#### [What to work on]
Transcribe the full listing below exactly.
+ + + + +
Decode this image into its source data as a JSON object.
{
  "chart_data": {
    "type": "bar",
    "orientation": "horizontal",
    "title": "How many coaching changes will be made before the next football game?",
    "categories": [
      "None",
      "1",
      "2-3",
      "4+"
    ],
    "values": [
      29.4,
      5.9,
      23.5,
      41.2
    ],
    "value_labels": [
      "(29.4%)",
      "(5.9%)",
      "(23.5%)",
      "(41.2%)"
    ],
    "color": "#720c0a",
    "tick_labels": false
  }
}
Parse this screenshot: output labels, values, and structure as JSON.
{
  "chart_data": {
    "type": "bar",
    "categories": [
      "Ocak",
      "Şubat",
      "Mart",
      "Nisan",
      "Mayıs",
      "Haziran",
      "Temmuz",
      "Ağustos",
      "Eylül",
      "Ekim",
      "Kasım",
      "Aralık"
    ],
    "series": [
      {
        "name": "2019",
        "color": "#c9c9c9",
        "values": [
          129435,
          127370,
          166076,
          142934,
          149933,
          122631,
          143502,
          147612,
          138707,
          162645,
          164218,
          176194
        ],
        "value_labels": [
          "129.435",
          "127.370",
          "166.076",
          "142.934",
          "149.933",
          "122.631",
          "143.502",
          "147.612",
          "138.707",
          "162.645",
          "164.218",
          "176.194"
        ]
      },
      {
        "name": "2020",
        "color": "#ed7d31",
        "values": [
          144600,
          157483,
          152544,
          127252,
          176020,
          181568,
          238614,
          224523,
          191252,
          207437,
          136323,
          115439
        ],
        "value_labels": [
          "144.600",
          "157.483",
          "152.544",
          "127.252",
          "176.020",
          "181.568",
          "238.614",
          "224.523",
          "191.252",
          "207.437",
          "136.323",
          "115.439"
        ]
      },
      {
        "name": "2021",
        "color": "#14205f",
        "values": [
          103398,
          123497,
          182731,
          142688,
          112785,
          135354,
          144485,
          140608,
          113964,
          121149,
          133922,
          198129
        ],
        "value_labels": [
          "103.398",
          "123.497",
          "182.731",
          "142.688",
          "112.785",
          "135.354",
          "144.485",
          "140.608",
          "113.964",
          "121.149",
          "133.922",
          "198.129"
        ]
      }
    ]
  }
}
+ + + + +
#### [Task result]
Decode this image into its source data as a JSON object.
{
  "chart_data": {
    "type": "bar",
    "orientation": "horizontal",
    "title": "How many coaching changes will be made before the next football game?",
    "categories": [
      "None",
      "1",
      "2-3",
      "4+"
    ],
    "values": [
      29.4,
      5.9,
      23.5,
      41.2
    ],
    "value_labels": [
      "(29.4%)",
      "(5.9%)",
      "(23.5%)",
      "(41.2%)"
    ],
    "color": "#720c0a",
    "tick_labels": false
  }
}
Parse this screenshot: output labels, values, and structure as JSON.
{
  "chart_data": {
    "type": "bar",
    "categories": [
      "Ocak",
      "Şubat",
      "Mart",
      "Nisan",
      "Mayıs",
      "Haziran",
      "Temmuz",
      "Ağustos",
      "Eylül",
      "Ekim",
      "Kasım",
      "Aralık"
    ],
    "series": [
      {
        "name": "2019",
        "color": "#c9c9c9",
        "values": [
          129435,
          127370,
          166076,
          142934,
          149933,
          122631,
          143502,
          147612,
          138707,
          162645,
          164218,
          176194
        ],
        "value_labels": [
          "129.435",
          "127.370",
          "166.076",
          "142.934",
          "149.933",
          "122.631",
          "143.502",
          "147.612",
          "138.707",
          "162.645",
          "164.218",
          "176.194"
        ]
      },
      {
        "name": "2020",
        "color": "#ed7d31",
        "values": [
          144600,
          157483,
          152544,
          127252,
          176020,
          181568,
          238614,
          224523,
          191252,
          207437,
          136323,
          115439
        ],
        "value_labels": [
          "144.600",
          "157.483",
          "152.544",
          "127.252",
          "176.020",
          "181.568",
          "238.614",
          "224.523",
          "191.252",
          "207.437",
          "136.323",
          "115.439"
        ]
      },
      {
        "name": "2021",
        "color": "#14205f",
        "values": [
          103398,
          123497,
          182731,
          142688,
          112785,
          135354,
          144485,
          140608,
          113964,
          121149,
          133922,
          198129
        ],
        "value_labels": [
          "103.398",
          "123.497",
          "182.731",
          "142.688",
          "112.785",
          "135.354",
          "144.485",
          "140.608",
          "113.964",
          "121.149",
          "133.922",
          "198.129"
        ]
      }
    ]
  }
}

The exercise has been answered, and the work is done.